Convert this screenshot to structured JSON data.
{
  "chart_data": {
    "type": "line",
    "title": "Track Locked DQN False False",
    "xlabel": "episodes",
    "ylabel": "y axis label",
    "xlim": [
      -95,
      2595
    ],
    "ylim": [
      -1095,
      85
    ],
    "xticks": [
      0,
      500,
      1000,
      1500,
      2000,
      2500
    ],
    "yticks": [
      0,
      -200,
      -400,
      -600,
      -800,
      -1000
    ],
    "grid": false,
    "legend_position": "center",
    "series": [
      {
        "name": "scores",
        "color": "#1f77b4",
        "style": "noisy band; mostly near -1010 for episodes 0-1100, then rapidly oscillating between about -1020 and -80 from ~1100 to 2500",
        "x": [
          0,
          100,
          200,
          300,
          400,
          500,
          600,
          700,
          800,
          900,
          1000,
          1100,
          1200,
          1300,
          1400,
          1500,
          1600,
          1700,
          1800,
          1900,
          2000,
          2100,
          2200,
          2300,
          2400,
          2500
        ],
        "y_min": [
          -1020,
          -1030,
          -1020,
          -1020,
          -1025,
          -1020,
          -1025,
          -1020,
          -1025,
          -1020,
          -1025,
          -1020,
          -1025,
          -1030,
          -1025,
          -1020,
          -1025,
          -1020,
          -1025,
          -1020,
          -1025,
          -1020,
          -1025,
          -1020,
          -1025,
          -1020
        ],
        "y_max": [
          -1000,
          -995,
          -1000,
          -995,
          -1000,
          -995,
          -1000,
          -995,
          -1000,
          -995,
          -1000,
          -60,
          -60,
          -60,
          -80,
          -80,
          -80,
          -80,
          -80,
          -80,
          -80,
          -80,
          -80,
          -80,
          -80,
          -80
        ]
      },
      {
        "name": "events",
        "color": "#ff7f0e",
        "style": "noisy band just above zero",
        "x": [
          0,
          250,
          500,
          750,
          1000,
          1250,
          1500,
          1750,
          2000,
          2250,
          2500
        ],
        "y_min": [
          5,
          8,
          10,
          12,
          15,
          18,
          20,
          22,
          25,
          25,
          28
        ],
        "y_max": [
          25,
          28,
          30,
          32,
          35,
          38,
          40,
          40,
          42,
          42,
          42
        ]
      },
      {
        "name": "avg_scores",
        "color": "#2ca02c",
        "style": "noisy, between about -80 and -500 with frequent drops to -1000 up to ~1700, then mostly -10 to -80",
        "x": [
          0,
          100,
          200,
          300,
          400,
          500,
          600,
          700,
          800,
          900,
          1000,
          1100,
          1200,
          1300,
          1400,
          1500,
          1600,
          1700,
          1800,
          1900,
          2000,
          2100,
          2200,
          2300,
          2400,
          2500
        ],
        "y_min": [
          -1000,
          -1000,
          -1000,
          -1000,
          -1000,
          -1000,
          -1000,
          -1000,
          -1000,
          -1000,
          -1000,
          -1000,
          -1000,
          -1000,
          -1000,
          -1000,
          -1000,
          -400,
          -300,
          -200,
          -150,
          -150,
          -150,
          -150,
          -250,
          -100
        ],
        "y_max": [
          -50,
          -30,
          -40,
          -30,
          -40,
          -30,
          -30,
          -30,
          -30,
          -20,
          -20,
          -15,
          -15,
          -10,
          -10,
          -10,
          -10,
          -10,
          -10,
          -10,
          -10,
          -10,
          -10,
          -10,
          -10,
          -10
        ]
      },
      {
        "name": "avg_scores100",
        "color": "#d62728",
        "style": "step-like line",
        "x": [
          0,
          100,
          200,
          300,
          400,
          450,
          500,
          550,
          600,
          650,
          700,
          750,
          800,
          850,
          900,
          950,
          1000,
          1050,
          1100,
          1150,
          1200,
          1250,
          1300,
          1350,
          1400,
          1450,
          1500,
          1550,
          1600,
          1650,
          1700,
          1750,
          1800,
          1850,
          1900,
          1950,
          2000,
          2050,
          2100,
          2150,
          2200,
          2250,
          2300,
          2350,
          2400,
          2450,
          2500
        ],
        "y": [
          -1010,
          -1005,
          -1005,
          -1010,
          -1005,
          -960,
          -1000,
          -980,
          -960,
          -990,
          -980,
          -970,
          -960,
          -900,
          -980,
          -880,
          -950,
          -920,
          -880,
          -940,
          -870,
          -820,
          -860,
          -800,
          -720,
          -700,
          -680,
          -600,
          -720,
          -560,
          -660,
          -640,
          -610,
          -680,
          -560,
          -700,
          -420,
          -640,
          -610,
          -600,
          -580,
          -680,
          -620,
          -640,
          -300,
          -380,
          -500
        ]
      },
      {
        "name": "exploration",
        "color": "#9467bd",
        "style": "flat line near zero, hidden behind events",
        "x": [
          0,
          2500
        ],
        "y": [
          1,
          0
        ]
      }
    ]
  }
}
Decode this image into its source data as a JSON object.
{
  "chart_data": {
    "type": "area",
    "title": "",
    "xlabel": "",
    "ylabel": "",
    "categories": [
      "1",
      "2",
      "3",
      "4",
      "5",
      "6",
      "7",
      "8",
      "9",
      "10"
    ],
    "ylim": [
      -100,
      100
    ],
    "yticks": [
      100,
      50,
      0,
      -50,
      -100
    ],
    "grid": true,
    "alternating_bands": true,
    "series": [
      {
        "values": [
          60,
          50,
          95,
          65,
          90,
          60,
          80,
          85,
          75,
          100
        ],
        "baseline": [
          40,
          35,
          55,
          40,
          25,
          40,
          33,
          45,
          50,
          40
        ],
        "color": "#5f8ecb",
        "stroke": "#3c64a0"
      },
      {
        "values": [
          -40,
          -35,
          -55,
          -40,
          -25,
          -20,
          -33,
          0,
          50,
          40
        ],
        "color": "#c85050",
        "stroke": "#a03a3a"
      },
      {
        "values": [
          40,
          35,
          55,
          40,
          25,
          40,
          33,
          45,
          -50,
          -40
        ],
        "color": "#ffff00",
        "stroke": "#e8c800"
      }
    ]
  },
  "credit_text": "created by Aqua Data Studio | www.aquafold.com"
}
-*-
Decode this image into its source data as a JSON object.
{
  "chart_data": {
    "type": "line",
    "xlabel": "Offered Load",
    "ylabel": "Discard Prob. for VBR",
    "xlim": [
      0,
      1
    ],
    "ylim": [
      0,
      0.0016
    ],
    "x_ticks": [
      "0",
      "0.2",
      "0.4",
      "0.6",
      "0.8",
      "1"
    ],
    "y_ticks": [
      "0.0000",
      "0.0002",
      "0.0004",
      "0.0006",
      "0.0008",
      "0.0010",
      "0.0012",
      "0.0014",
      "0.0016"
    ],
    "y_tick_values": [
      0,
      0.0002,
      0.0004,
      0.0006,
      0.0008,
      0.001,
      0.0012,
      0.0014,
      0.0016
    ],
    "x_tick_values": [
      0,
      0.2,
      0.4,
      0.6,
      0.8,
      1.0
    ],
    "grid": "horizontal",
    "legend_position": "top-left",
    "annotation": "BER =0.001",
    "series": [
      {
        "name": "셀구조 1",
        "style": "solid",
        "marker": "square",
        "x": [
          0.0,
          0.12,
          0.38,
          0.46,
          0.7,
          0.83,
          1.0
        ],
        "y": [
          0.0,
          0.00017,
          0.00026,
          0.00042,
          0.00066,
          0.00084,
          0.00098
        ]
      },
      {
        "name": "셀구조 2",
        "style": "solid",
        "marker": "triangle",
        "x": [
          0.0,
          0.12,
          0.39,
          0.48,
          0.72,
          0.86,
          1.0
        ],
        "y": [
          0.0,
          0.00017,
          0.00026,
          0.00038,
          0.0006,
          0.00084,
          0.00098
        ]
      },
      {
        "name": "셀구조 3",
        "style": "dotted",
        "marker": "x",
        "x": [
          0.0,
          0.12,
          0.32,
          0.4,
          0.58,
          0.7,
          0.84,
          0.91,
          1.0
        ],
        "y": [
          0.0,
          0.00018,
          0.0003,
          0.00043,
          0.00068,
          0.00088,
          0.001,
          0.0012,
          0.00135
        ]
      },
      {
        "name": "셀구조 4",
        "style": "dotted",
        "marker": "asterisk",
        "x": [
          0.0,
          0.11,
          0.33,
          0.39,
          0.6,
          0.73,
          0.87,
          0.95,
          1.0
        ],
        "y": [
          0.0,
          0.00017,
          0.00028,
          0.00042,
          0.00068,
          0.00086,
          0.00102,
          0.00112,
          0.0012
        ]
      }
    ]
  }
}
-*-
| Challenge |
Scan the entries above for the word "grid" and collect each line holding it.

| Solution to the exercise |
    "grid": false,
    "grid": true,
    "grid": "horizontal",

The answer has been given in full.